**Excerpt provided**
Creating a class and calling it from other .py files

Question

My objective with this code was to create a class and call it from other .py files. The code itself is working, but I would like to know what could be improved or be better implemented.

I wrote another program just to call this class and its methods and it worked. I'm using functions that will only work on Windows because this is an exercise, not production code. My code has only one class (StudingClassFirstTime) and 13 methods. It is using the external library PyNaCl.

import getpass # Allow user input a password without echo it on terminal
import os # To be able to use os.system('cls')

**Data**
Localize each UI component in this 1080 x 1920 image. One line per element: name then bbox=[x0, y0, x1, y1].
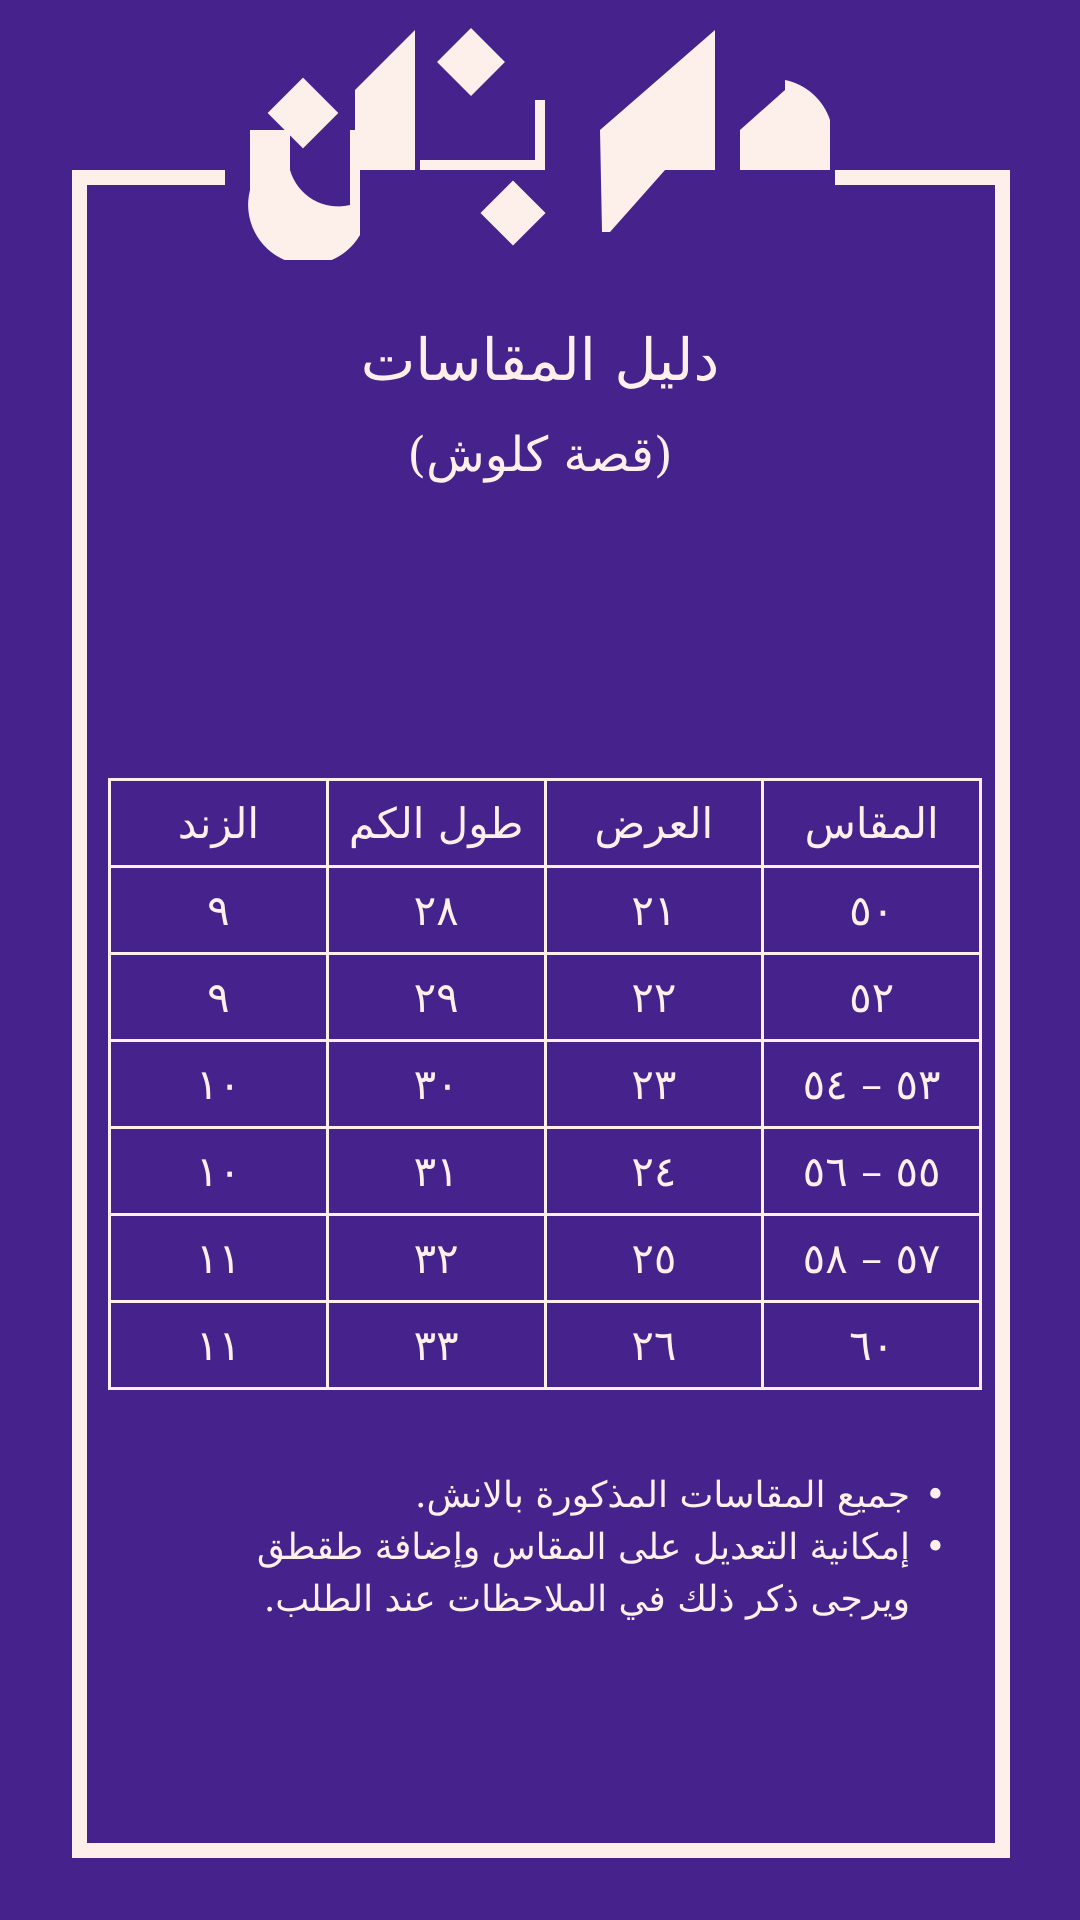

**To-do list**
• A. From the Python class question above, extract the stretch from "Creating a class" through "to use os.system('cls')" without changing a word.
• B. Render this sentence from the Python class question in Spanish: "The code itself is working, but I would like to know what could be improved or be better implemented."

**The replies**
• A.
Creating a class and calling it from other .py files

Question

My objective with this code was to create a class and call it from other .py files. The code itself is working, but I would like to know what could be improved or be better implemented.

I wrote another program just to call this class and its methods and it worked. I'm using functions that will only work on Windows because this is an exercise, not production code. My code has only one class (StudingClassFirstTime) and 13 methods. It is using the external library PyNaCl.

import getpass # Allow user input a password without echo it on terminal
import os # To be able to use os.system('cls')

• B. El código en sí funciona, pero me gustaría saber qué se podría mejorar o implementar mejor.